WORK TO BE COMPLETED: Leave out the pictures; transcribe all else exactly.

[Dataset entries on figures]
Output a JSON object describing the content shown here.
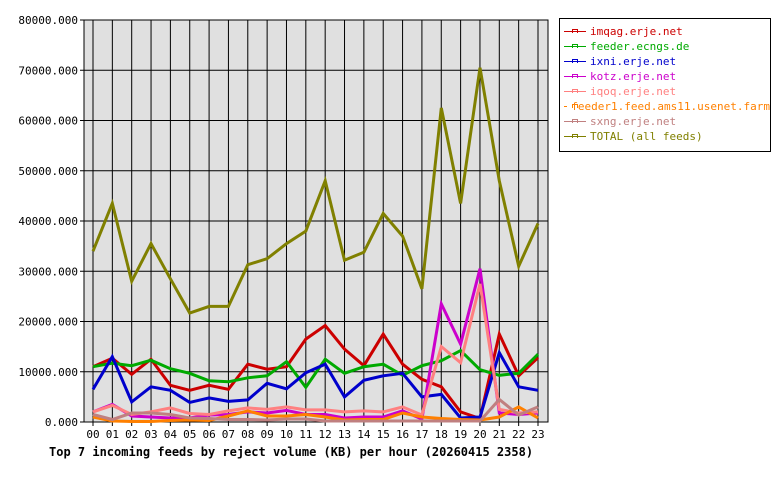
{
  "chart_data": {
    "type": "line",
    "title": "Top 7 incoming feeds by reject volume (KB) per hour (20260415 2358)",
    "xlabel": "",
    "ylabel": "",
    "ylim": [
      0,
      80000
    ],
    "yticks": [
      "0.000",
      "10000.000",
      "20000.000",
      "30000.000",
      "40000.000",
      "50000.000",
      "60000.000",
      "70000.000",
      "80000.000"
    ],
    "categories": [
      "00",
      "01",
      "02",
      "03",
      "04",
      "05",
      "06",
      "07",
      "08",
      "09",
      "10",
      "11",
      "12",
      "13",
      "14",
      "15",
      "16",
      "17",
      "18",
      "19",
      "20",
      "21",
      "22",
      "23"
    ],
    "grid": true,
    "legend_placement": "right",
    "series": [
      {
        "name": "imqag.erje.net",
        "color": "#cc0000",
        "values": [
          11000,
          12700,
          9500,
          12500,
          7300,
          6300,
          7300,
          6500,
          11500,
          10500,
          11000,
          16500,
          19200,
          14500,
          11200,
          17500,
          11500,
          8500,
          7000,
          2000,
          700,
          17500,
          9200,
          12800
        ]
      },
      {
        "name": "feeder.ecngs.de",
        "color": "#00aa00",
        "values": [
          11000,
          11700,
          11200,
          12300,
          10600,
          9700,
          8200,
          8000,
          8800,
          9200,
          12000,
          6900,
          12500,
          9700,
          11000,
          11500,
          9300,
          11200,
          12200,
          14200,
          10400,
          9300,
          9700,
          13500
        ]
      },
      {
        "name": "ixni.erje.net",
        "color": "#0000cc",
        "values": [
          6500,
          13000,
          4000,
          7000,
          6300,
          3900,
          4800,
          4100,
          4400,
          7700,
          6600,
          9800,
          11500,
          5000,
          8300,
          9200,
          9700,
          5000,
          5500,
          800,
          1000,
          13800,
          7000,
          6300
        ]
      },
      {
        "name": "kotz.erje.net",
        "color": "#cc00cc",
        "values": [
          2000,
          3500,
          1200,
          1000,
          800,
          800,
          1400,
          1500,
          2000,
          1800,
          2300,
          1500,
          1500,
          800,
          1000,
          1000,
          2200,
          600,
          23500,
          15500,
          30500,
          1800,
          1500,
          1800
        ]
      },
      {
        "name": "iqoq.erje.net",
        "color": "#ff8080",
        "values": [
          2000,
          3300,
          1500,
          2000,
          2800,
          1700,
          1500,
          2200,
          2800,
          2500,
          3000,
          2400,
          2400,
          2000,
          2200,
          2000,
          3000,
          1400,
          15000,
          11800,
          27500,
          2500,
          1800,
          2000
        ]
      },
      {
        "name": "feeder1.feed.ams11.usenet.farm",
        "color": "#ff8000",
        "values": [
          1000,
          200,
          100,
          100,
          300,
          400,
          300,
          1200,
          2200,
          1200,
          1200,
          1500,
          1000,
          400,
          500,
          500,
          1800,
          1000,
          700,
          500,
          400,
          1000,
          3000,
          800
        ]
      },
      {
        "name": "sxng.erje.net",
        "color": "#c08080",
        "values": [
          1500,
          500,
          1800,
          1800,
          1500,
          800,
          700,
          500,
          500,
          400,
          600,
          600,
          200,
          200,
          200,
          200,
          200,
          200,
          200,
          200,
          200,
          4500,
          1400,
          3000
        ]
      },
      {
        "name": "TOTAL (all feeds)",
        "color": "#808000",
        "values": [
          34000,
          43500,
          28000,
          35500,
          28500,
          21700,
          23000,
          23000,
          31300,
          32500,
          35500,
          38000,
          48000,
          32200,
          33800,
          41500,
          37000,
          26500,
          62500,
          43500,
          70500,
          48000,
          31000,
          39500
        ]
      }
    ]
  }
}
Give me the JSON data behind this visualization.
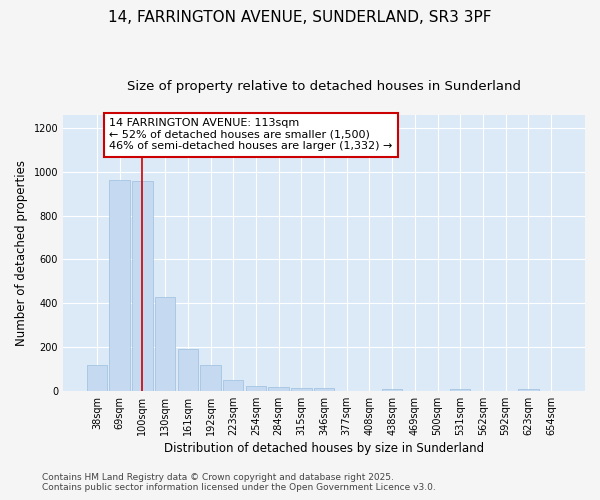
{
  "title_line1": "14, FARRINGTON AVENUE, SUNDERLAND, SR3 3PF",
  "title_line2": "Size of property relative to detached houses in Sunderland",
  "xlabel": "Distribution of detached houses by size in Sunderland",
  "ylabel": "Number of detached properties",
  "categories": [
    "38sqm",
    "69sqm",
    "100sqm",
    "130sqm",
    "161sqm",
    "192sqm",
    "223sqm",
    "254sqm",
    "284sqm",
    "315sqm",
    "346sqm",
    "377sqm",
    "408sqm",
    "438sqm",
    "469sqm",
    "500sqm",
    "531sqm",
    "562sqm",
    "592sqm",
    "623sqm",
    "654sqm"
  ],
  "values": [
    120,
    965,
    960,
    430,
    193,
    120,
    48,
    20,
    16,
    13,
    11,
    0,
    0,
    7,
    0,
    0,
    8,
    0,
    0,
    8,
    0
  ],
  "bar_color": "#c5d9f0",
  "bar_edge_color": "#9bbfe0",
  "highlight_bar_index": 2,
  "highlight_color": "#cc0000",
  "annotation_line1": "14 FARRINGTON AVENUE: 113sqm",
  "annotation_line2": "← 52% of detached houses are smaller (1,500)",
  "annotation_line3": "46% of semi-detached houses are larger (1,332) →",
  "ylim": [
    0,
    1260
  ],
  "yticks": [
    0,
    200,
    400,
    600,
    800,
    1000,
    1200
  ],
  "fig_background": "#f5f5f5",
  "plot_background": "#dce9f7",
  "grid_color": "#ffffff",
  "footer_line1": "Contains HM Land Registry data © Crown copyright and database right 2025.",
  "footer_line2": "Contains public sector information licensed under the Open Government Licence v3.0.",
  "title_fontsize": 11,
  "subtitle_fontsize": 9.5,
  "axis_label_fontsize": 8.5,
  "tick_fontsize": 7,
  "annotation_fontsize": 8,
  "footer_fontsize": 6.5
}
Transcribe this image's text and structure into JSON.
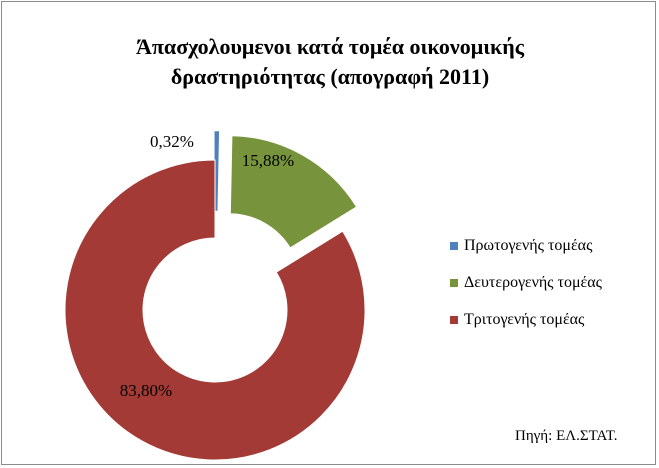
{
  "chart_data": {
    "type": "pie",
    "style": "doughnut",
    "title_line1": "Άπασχολουμενοι κατά τομέα οικονομικής",
    "title_line2": "δραστηριότητας (απογραφή 2011)",
    "categories": [
      "Πρωτογενής τομέας",
      "Δευτερογενής τομέας",
      "Τριτογενής τομέας"
    ],
    "values": [
      0.32,
      15.88,
      83.8
    ],
    "data_labels": [
      "0,32%",
      "15,88%",
      "83,80%"
    ],
    "colors": [
      "#4f81bd",
      "#77933c",
      "#a33a35"
    ],
    "exploded": [
      true,
      true,
      false
    ],
    "legend_position": "right",
    "source": "Πηγή: ΕΛ.ΣΤΑΤ."
  }
}
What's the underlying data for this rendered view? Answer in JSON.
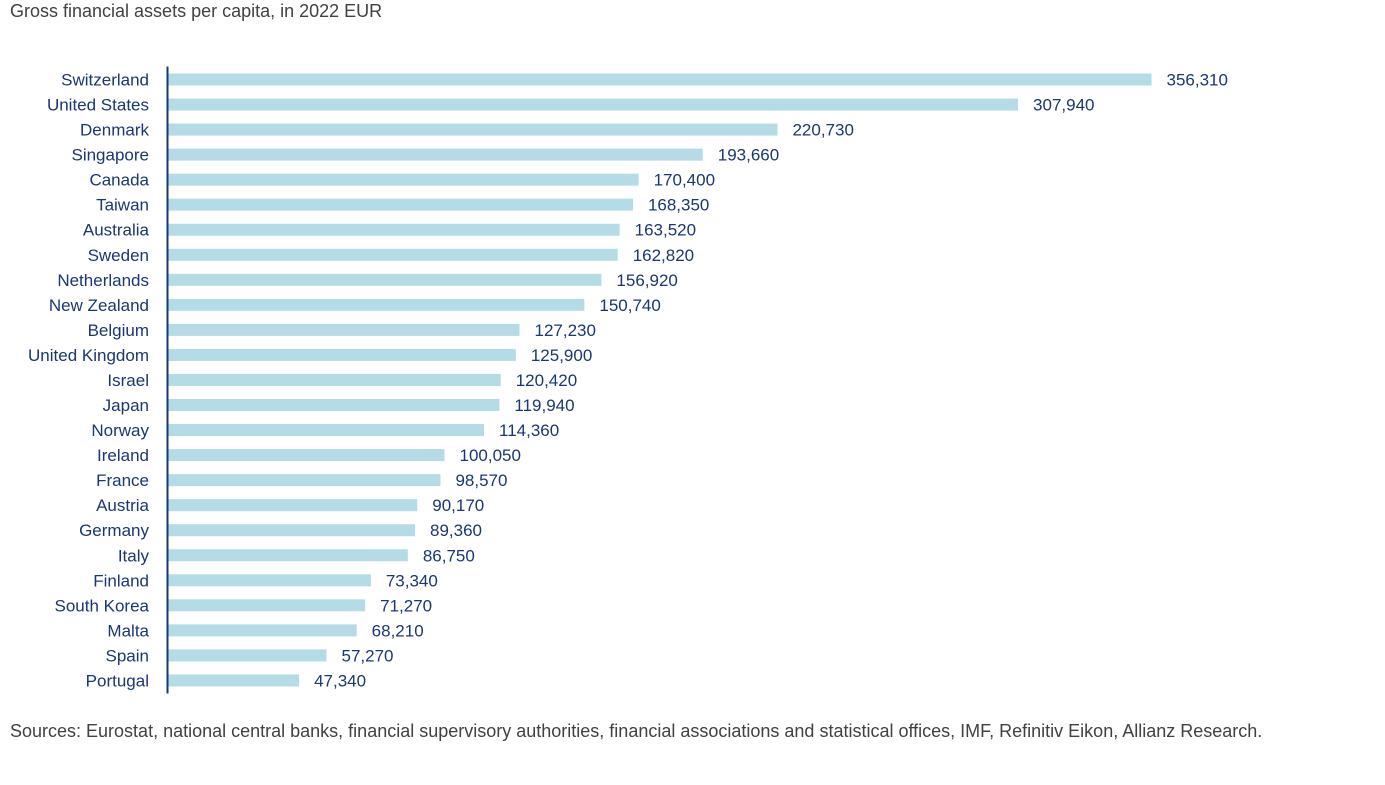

SOLUTION:
Output a JSON object describing the content shown here.
{
  "chart_data": {
    "type": "line",
    "title": "Top 7 incoming feeds by reject volume (KB) per hour (20260415 2358)",
    "xlabel": "",
    "ylabel": "",
    "ylim": [
      0,
      80000
    ],
    "yticks": [
      "0.000",
      "10000.000",
      "20000.000",
      "30000.000",
      "40000.000",
      "50000.000",
      "60000.000",
      "70000.000",
      "80000.000"
    ],
    "categories": [
      "00",
      "01",
      "02",
      "03",
      "04",
      "05",
      "06",
      "07",
      "08",
      "09",
      "10",
      "11",
      "12",
      "13",
      "14",
      "15",
      "16",
      "17",
      "18",
      "19",
      "20",
      "21",
      "22",
      "23"
    ],
    "grid": true,
    "legend_placement": "right",
    "series": [
      {
        "name": "imqag.erje.net",
        "color": "#cc0000",
        "values": [
          11000,
          12700,
          9500,
          12500,
          7300,
          6300,
          7300,
          6500,
          11500,
          10500,
          11000,
          16500,
          19200,
          14500,
          11200,
          17500,
          11500,
          8500,
          7000,
          2000,
          700,
          17500,
          9200,
          12800
        ]
      },
      {
        "name": "feeder.ecngs.de",
        "color": "#00aa00",
        "values": [
          11000,
          11700,
          11200,
          12300,
          10600,
          9700,
          8200,
          8000,
          8800,
          9200,
          12000,
          6900,
          12500,
          9700,
          11000,
          11500,
          9300,
          11200,
          12200,
          14200,
          10400,
          9300,
          9700,
          13500
        ]
      },
      {
        "name": "ixni.erje.net",
        "color": "#0000cc",
        "values": [
          6500,
          13000,
          4000,
          7000,
          6300,
          3900,
          4800,
          4100,
          4400,
          7700,
          6600,
          9800,
          11500,
          5000,
          8300,
          9200,
          9700,
          5000,
          5500,
          800,
          1000,
          13800,
          7000,
          6300
        ]
      },
      {
        "name": "kotz.erje.net",
        "color": "#cc00cc",
        "values": [
          2000,
          3500,
          1200,
          1000,
          800,
          800,
          1400,
          1500,
          2000,
          1800,
          2300,
          1500,
          1500,
          800,
          1000,
          1000,
          2200,
          600,
          23500,
          15500,
          30500,
          1800,
          1500,
          1800
        ]
      },
      {
        "name": "iqoq.erje.net",
        "color": "#ff8080",
        "values": [
          2000,
          3300,
          1500,
          2000,
          2800,
          1700,
          1500,
          2200,
          2800,
          2500,
          3000,
          2400,
          2400,
          2000,
          2200,
          2000,
          3000,
          1400,
          15000,
          11800,
          27500,
          2500,
          1800,
          2000
        ]
      },
      {
        "name": "feeder1.feed.ams11.usenet.farm",
        "color": "#ff8000",
        "values": [
          1000,
          200,
          100,
          100,
          300,
          400,
          300,
          1200,
          2200,
          1200,
          1200,
          1500,
          1000,
          400,
          500,
          500,
          1800,
          1000,
          700,
          500,
          400,
          1000,
          3000,
          800
        ]
      },
      {
        "name": "sxng.erje.net",
        "color": "#c08080",
        "values": [
          1500,
          500,
          1800,
          1800,
          1500,
          800,
          700,
          500,
          500,
          400,
          600,
          600,
          200,
          200,
          200,
          200,
          200,
          200,
          200,
          200,
          200,
          4500,
          1400,
          3000
        ]
      },
      {
        "name": "TOTAL (all feeds)",
        "color": "#808000",
        "values": [
          34000,
          43500,
          28000,
          35500,
          28500,
          21700,
          23000,
          23000,
          31300,
          32500,
          35500,
          38000,
          48000,
          32200,
          33800,
          41500,
          37000,
          26500,
          62500,
          43500,
          70500,
          48000,
          31000,
          39500
        ]
      }
    ]
  }
}
Give me the JSON data behind this visualization.
{
  "title_line1": "14, FARRINGTON AVENUE, SUNDERLAND, SR3 3PF",
  "title_line2": "Size of property relative to detached houses in Sunderland",
  "xlabel": "Distribution of detached houses by size in Sunderland",
  "ylabel": "Number of detached properties",
  "categories": [
    "38sqm",
    "69sqm",
    "100sqm",
    "130sqm",
    "161sqm",
    "192sqm",
    "223sqm",
    "254sqm",
    "284sqm",
    "315sqm",
    "346sqm",
    "377sqm",
    "408sqm",
    "438sqm",
    "469sqm",
    "500sqm",
    "531sqm",
    "562sqm",
    "592sqm",
    "623sqm",
    "654sqm"
  ],
  "values": [
    120,
    965,
    960,
    430,
    193,
    120,
    48,
    20,
    16,
    13,
    11,
    0,
    0,
    7,
    0,
    0,
    8,
    0,
    0,
    8,
    0
  ],
  "bar_color": "#c5d9f0",
  "bar_edge_color": "#9bbfe0",
  "highlight_bar_index": 2,
  "highlight_color": "#cc0000",
  "annotation_line1": "14 FARRINGTON AVENUE: 113sqm",
  "annotation_line2": "← 52% of detached houses are smaller (1,500)",
  "annotation_line3": "46% of semi-detached houses are larger (1,332) →",
  "ylim": [
    0,
    1260
  ],
  "yticks": [
    0,
    200,
    400,
    600,
    800,
    1000,
    1200
  ],
  "fig_background": "#f5f5f5",
  "plot_background": "#dce9f7",
  "grid_color": "#ffffff",
  "footer_line1": "Contains HM Land Registry data © Crown copyright and database right 2025.",
  "footer_line2": "Contains public sector information licensed under the Open Government Licence v3.0.",
  "title_fontsize": 11,
  "subtitle_fontsize": 9.5,
  "axis_label_fontsize": 8.5,
  "tick_fontsize": 7,
  "annotation_fontsize": 8,
  "footer_fontsize": 6.5
}
Transcribe this image's text and structure into JSON.
{
  "chart_data": {
    "type": "pie",
    "style": "doughnut",
    "title_line1": "Άπασχολουμενοι κατά τομέα οικονομικής",
    "title_line2": "δραστηριότητας (απογραφή 2011)",
    "categories": [
      "Πρωτογενής τομέας",
      "Δευτερογενής τομέας",
      "Τριτογενής τομέας"
    ],
    "values": [
      0.32,
      15.88,
      83.8
    ],
    "data_labels": [
      "0,32%",
      "15,88%",
      "83,80%"
    ],
    "colors": [
      "#4f81bd",
      "#77933c",
      "#a33a35"
    ],
    "exploded": [
      true,
      true,
      false
    ],
    "legend_position": "right",
    "source": "Πηγή: ΕΛ.ΣΤΑΤ."
  }
}
What's the underlying data for this rendered view? Answer in JSON.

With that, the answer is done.